▸ **What is expected**
Copy out every record below, word for word.

(Excerpt from a dataset)
━━━━━━
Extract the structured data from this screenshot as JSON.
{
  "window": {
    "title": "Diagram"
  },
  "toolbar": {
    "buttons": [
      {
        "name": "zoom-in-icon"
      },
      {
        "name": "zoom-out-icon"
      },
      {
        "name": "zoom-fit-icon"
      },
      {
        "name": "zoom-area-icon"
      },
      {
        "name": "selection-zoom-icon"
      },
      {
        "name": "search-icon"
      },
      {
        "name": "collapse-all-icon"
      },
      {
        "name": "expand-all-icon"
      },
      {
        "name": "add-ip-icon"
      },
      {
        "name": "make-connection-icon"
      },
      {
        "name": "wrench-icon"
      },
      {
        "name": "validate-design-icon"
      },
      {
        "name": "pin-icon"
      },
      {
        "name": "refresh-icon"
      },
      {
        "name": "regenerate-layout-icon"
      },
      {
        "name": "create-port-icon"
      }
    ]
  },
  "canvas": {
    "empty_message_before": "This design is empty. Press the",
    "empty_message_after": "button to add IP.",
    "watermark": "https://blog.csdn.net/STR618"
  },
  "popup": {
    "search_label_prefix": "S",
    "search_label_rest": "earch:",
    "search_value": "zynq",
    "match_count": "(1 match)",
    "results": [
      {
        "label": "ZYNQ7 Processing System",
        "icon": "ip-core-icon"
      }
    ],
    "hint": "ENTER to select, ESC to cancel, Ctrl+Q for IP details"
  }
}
━━━━━━
▸ **Solved exercise**
Extract the structured data from this screenshot as JSON.
{
  "window": {
    "title": "Diagram"
  },
  "toolbar": {
    "buttons": [
      {
        "name": "zoom-in-icon"
      },
      {
        "name": "zoom-out-icon"
      },
      {
        "name": "zoom-fit-icon"
      },
      {
        "name": "zoom-area-icon"
      },
      {
        "name": "selection-zoom-icon"
      },
      {
        "name": "search-icon"
      },
      {
        "name": "collapse-all-icon"
      },
      {
        "name": "expand-all-icon"
      },
      {
        "name": "add-ip-icon"
      },
      {
        "name": "make-connection-icon"
      },
      {
        "name": "wrench-icon"
      },
      {
        "name": "validate-design-icon"
      },
      {
        "name": "pin-icon"
      },
      {
        "name": "refresh-icon"
      },
      {
        "name": "regenerate-layout-icon"
      },
      {
        "name": "create-port-icon"
      }
    ]
  },
  "canvas": {
    "empty_message_before": "This design is empty. Press the",
    "empty_message_after": "button to add IP.",
    "watermark": "https://blog.csdn.net/STR618"
  },
  "popup": {
    "search_label_prefix": "S",
    "search_label_rest": "earch:",
    "search_value": "zynq",
    "match_count": "(1 match)",
    "results": [
      {
        "label": "ZYNQ7 Processing System",
        "icon": "ip-core-icon"
      }
    ],
    "hint": "ENTER to select, ESC to cancel, Ctrl+Q for IP details"
  }
}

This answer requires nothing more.